─── Listing

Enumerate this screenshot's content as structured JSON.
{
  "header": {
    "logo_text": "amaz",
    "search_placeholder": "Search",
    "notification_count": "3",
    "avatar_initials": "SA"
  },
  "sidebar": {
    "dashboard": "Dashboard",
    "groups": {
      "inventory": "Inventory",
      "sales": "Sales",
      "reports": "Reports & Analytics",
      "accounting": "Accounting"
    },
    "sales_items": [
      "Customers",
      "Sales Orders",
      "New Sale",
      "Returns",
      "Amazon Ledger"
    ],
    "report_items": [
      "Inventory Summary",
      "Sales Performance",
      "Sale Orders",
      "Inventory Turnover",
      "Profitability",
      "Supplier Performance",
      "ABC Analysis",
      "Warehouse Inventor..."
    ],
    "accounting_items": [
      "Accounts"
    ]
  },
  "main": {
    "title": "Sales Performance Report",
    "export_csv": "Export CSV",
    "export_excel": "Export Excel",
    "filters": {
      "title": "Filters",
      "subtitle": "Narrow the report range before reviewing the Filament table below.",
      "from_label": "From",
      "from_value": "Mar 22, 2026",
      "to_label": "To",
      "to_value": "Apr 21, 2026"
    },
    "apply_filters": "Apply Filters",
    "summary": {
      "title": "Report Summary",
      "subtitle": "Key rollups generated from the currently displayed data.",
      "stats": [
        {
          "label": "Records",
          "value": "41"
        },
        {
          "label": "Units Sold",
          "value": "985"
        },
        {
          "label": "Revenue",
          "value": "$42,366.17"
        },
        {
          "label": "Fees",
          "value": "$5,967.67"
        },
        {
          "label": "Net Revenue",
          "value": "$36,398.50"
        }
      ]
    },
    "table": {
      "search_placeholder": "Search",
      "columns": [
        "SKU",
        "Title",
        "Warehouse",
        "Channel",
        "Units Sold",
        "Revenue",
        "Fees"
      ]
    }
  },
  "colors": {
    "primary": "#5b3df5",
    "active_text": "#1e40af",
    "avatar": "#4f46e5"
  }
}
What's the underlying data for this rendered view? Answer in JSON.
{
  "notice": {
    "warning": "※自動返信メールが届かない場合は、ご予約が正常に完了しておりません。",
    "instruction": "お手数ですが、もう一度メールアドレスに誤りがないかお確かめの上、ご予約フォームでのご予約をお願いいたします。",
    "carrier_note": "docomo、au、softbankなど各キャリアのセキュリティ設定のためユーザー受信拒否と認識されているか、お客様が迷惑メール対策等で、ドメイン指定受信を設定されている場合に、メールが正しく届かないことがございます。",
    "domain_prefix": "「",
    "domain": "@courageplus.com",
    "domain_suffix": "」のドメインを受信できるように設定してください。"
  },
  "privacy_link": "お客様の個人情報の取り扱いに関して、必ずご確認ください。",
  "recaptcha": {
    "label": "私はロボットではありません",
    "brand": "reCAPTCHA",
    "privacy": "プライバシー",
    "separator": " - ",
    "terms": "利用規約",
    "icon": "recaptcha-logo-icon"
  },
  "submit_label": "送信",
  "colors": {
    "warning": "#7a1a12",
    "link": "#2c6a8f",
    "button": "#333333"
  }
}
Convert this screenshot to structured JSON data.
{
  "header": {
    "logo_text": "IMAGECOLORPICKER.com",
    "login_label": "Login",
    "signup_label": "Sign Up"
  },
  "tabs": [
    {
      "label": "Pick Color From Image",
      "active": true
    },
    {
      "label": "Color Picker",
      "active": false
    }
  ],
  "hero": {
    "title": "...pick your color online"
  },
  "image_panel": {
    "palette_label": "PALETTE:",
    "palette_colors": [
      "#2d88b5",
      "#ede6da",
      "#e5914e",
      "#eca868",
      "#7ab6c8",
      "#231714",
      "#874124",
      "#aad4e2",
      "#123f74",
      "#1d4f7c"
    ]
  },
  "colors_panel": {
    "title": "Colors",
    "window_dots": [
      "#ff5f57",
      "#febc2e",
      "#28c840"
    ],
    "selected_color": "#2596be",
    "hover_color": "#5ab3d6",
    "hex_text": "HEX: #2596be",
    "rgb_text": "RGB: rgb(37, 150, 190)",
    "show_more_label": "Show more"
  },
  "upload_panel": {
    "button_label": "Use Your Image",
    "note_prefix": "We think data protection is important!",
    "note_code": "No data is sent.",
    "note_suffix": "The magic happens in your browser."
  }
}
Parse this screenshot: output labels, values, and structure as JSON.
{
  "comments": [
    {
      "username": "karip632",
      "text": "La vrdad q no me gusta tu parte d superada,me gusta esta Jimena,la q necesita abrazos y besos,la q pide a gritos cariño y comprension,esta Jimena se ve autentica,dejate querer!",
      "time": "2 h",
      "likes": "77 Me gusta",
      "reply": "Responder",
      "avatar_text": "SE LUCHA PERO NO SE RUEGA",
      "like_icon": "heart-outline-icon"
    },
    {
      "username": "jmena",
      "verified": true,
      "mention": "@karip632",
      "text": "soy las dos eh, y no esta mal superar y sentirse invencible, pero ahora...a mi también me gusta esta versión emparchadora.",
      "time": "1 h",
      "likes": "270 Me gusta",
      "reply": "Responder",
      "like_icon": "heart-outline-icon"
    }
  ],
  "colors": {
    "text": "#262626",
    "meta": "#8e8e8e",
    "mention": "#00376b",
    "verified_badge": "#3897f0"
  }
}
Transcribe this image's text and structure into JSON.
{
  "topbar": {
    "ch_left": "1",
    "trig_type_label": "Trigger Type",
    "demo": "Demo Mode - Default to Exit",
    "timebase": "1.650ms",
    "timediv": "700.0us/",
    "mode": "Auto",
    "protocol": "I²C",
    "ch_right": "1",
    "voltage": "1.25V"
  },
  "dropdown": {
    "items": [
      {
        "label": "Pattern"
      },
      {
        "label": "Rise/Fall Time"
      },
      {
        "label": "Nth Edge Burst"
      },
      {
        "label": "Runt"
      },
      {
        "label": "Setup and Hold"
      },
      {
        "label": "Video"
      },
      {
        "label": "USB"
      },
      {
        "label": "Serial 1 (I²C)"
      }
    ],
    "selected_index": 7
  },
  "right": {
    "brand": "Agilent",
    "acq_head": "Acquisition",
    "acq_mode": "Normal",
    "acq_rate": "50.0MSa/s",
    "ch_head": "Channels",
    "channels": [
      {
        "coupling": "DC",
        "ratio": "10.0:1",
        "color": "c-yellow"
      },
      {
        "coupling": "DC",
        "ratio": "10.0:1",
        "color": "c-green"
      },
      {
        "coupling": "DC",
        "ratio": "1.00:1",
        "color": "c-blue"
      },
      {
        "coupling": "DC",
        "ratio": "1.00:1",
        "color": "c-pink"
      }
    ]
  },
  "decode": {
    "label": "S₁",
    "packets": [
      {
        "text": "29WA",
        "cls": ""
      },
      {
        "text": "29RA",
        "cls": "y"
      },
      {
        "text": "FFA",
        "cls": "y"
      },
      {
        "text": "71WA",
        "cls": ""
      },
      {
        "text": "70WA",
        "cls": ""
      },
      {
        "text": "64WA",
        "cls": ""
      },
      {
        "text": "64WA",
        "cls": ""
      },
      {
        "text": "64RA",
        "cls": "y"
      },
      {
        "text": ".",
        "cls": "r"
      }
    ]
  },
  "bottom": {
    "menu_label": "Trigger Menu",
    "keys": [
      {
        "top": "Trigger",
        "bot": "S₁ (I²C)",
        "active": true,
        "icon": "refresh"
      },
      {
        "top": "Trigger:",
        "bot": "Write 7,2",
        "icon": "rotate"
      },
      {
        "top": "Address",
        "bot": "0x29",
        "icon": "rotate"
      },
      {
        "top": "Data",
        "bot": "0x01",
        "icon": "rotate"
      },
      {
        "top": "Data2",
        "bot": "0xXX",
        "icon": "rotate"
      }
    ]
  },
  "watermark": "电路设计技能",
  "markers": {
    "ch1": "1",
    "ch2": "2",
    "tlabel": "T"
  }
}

──────

Task brief
Type out the whole listing above again, exactly as it stands.

Solution to the exercise
Enumerate this screenshot's content as structured JSON.
{
  "header": {
    "logo_text": "amaz",
    "search_placeholder": "Search",
    "notification_count": "3",
    "avatar_initials": "SA"
  },
  "sidebar": {
    "dashboard": "Dashboard",
    "groups": {
      "inventory": "Inventory",
      "sales": "Sales",
      "reports": "Reports & Analytics",
      "accounting": "Accounting"
    },
    "sales_items": [
      "Customers",
      "Sales Orders",
      "New Sale",
      "Returns",
      "Amazon Ledger"
    ],
    "report_items": [
      "Inventory Summary",
      "Sales Performance",
      "Sale Orders",
      "Inventory Turnover",
      "Profitability",
      "Supplier Performance",
      "ABC Analysis",
      "Warehouse Inventor..."
    ],
    "accounting_items": [
      "Accounts"
    ]
  },
  "main": {
    "title": "Sales Performance Report",
    "export_csv": "Export CSV",
    "export_excel": "Export Excel",
    "filters": {
      "title": "Filters",
      "subtitle": "Narrow the report range before reviewing the Filament table below.",
      "from_label": "From",
      "from_value": "Mar 22, 2026",
      "to_label": "To",
      "to_value": "Apr 21, 2026"
    },
    "apply_filters": "Apply Filters",
    "summary": {
      "title": "Report Summary",
      "subtitle": "Key rollups generated from the currently displayed data.",
      "stats": [
        {
          "label": "Records",
          "value": "41"
        },
        {
          "label": "Units Sold",
          "value": "985"
        },
        {
          "label": "Revenue",
          "value": "$42,366.17"
        },
        {
          "label": "Fees",
          "value": "$5,967.67"
        },
        {
          "label": "Net Revenue",
          "value": "$36,398.50"
        }
      ]
    },
    "table": {
      "search_placeholder": "Search",
      "columns": [
        "SKU",
        "Title",
        "Warehouse",
        "Channel",
        "Units Sold",
        "Revenue",
        "Fees"
      ]
    }
  },
  "colors": {
    "primary": "#5b3df5",
    "active_text": "#1e40af",
    "avatar": "#4f46e5"
  }
}
What's the underlying data for this rendered view? Answer in JSON.
{
  "notice": {
    "warning": "※自動返信メールが届かない場合は、ご予約が正常に完了しておりません。",
    "instruction": "お手数ですが、もう一度メールアドレスに誤りがないかお確かめの上、ご予約フォームでのご予約をお願いいたします。",
    "carrier_note": "docomo、au、softbankなど各キャリアのセキュリティ設定のためユーザー受信拒否と認識されているか、お客様が迷惑メール対策等で、ドメイン指定受信を設定されている場合に、メールが正しく届かないことがございます。",
    "domain_prefix": "「",
    "domain": "@courageplus.com",
    "domain_suffix": "」のドメインを受信できるように設定してください。"
  },
  "privacy_link": "お客様の個人情報の取り扱いに関して、必ずご確認ください。",
  "recaptcha": {
    "label": "私はロボットではありません",
    "brand": "reCAPTCHA",
    "privacy": "プライバシー",
    "separator": " - ",
    "terms": "利用規約",
    "icon": "recaptcha-logo-icon"
  },
  "submit_label": "送信",
  "colors": {
    "warning": "#7a1a12",
    "link": "#2c6a8f",
    "button": "#333333"
  }
}
Convert this screenshot to structured JSON data.
{
  "header": {
    "logo_text": "IMAGECOLORPICKER.com",
    "login_label": "Login",
    "signup_label": "Sign Up"
  },
  "tabs": [
    {
      "label": "Pick Color From Image",
      "active": true
    },
    {
      "label": "Color Picker",
      "active": false
    }
  ],
  "hero": {
    "title": "...pick your color online"
  },
  "image_panel": {
    "palette_label": "PALETTE:",
    "palette_colors": [
      "#2d88b5",
      "#ede6da",
      "#e5914e",
      "#eca868",
      "#7ab6c8",
      "#231714",
      "#874124",
      "#aad4e2",
      "#123f74",
      "#1d4f7c"
    ]
  },
  "colors_panel": {
    "title": "Colors",
    "window_dots": [
      "#ff5f57",
      "#febc2e",
      "#28c840"
    ],
    "selected_color": "#2596be",
    "hover_color": "#5ab3d6",
    "hex_text": "HEX: #2596be",
    "rgb_text": "RGB: rgb(37, 150, 190)",
    "show_more_label": "Show more"
  },
  "upload_panel": {
    "button_label": "Use Your Image",
    "note_prefix": "We think data protection is important!",
    "note_code": "No data is sent.",
    "note_suffix": "The magic happens in your browser."
  }
}
Parse this screenshot: output labels, values, and structure as JSON.
{
  "comments": [
    {
      "username": "karip632",
      "text": "La vrdad q no me gusta tu parte d superada,me gusta esta Jimena,la q necesita abrazos y besos,la q pide a gritos cariño y comprension,esta Jimena se ve autentica,dejate querer!",
      "time": "2 h",
      "likes": "77 Me gusta",
      "reply": "Responder",
      "avatar_text": "SE LUCHA PERO NO SE RUEGA",
      "like_icon": "heart-outline-icon"
    },
    {
      "username": "jmena",
      "verified": true,
      "mention": "@karip632",
      "text": "soy las dos eh, y no esta mal superar y sentirse invencible, pero ahora...a mi también me gusta esta versión emparchadora.",
      "time": "1 h",
      "likes": "270 Me gusta",
      "reply": "Responder",
      "like_icon": "heart-outline-icon"
    }
  ],
  "colors": {
    "text": "#262626",
    "meta": "#8e8e8e",
    "mention": "#00376b",
    "verified_badge": "#3897f0"
  }
}
Transcribe this image's text and structure into JSON.
{
  "topbar": {
    "ch_left": "1",
    "trig_type_label": "Trigger Type",
    "demo": "Demo Mode - Default to Exit",
    "timebase": "1.650ms",
    "timediv": "700.0us/",
    "mode": "Auto",
    "protocol": "I²C",
    "ch_right": "1",
    "voltage": "1.25V"
  },
  "dropdown": {
    "items": [
      {
        "label": "Pattern"
      },
      {
        "label": "Rise/Fall Time"
      },
      {
        "label": "Nth Edge Burst"
      },
      {
        "label": "Runt"
      },
      {
        "label": "Setup and Hold"
      },
      {
        "label": "Video"
      },
      {
        "label": "USB"
      },
      {
        "label": "Serial 1 (I²C)"
      }
    ],
    "selected_index": 7
  },
  "right": {
    "brand": "Agilent",
    "acq_head": "Acquisition",
    "acq_mode": "Normal",
    "acq_rate": "50.0MSa/s",
    "ch_head": "Channels",
    "channels": [
      {
        "coupling": "DC",
        "ratio": "10.0:1",
        "color": "c-yellow"
      },
      {
        "coupling": "DC",
        "ratio": "10.0:1",
        "color": "c-green"
      },
      {
        "coupling": "DC",
        "ratio": "1.00:1",
        "color": "c-blue"
      },
      {
        "coupling": "DC",
        "ratio": "1.00:1",
        "color": "c-pink"
      }
    ]
  },
  "decode": {
    "label": "S₁",
    "packets": [
      {
        "text": "29WA",
        "cls": ""
      },
      {
        "text": "29RA",
        "cls": "y"
      },
      {
        "text": "FFA",
        "cls": "y"
      },
      {
        "text": "71WA",
        "cls": ""
      },
      {
        "text": "70WA",
        "cls": ""
      },
      {
        "text": "64WA",
        "cls": ""
      },
      {
        "text": "64WA",
        "cls": ""
      },
      {
        "text": "64RA",
        "cls": "y"
      },
      {
        "text": ".",
        "cls": "r"
      }
    ]
  },
  "bottom": {
    "menu_label": "Trigger Menu",
    "keys": [
      {
        "top": "Trigger",
        "bot": "S₁ (I²C)",
        "active": true,
        "icon": "refresh"
      },
      {
        "top": "Trigger:",
        "bot": "Write 7,2",
        "icon": "rotate"
      },
      {
        "top": "Address",
        "bot": "0x29",
        "icon": "rotate"
      },
      {
        "top": "Data",
        "bot": "0x01",
        "icon": "rotate"
      },
      {
        "top": "Data2",
        "bot": "0xXX",
        "icon": "rotate"
      }
    ]
  },
  "watermark": "电路设计技能",
  "markers": {
    "ch1": "1",
    "ch2": "2",
    "tlabel": "T"
  }
}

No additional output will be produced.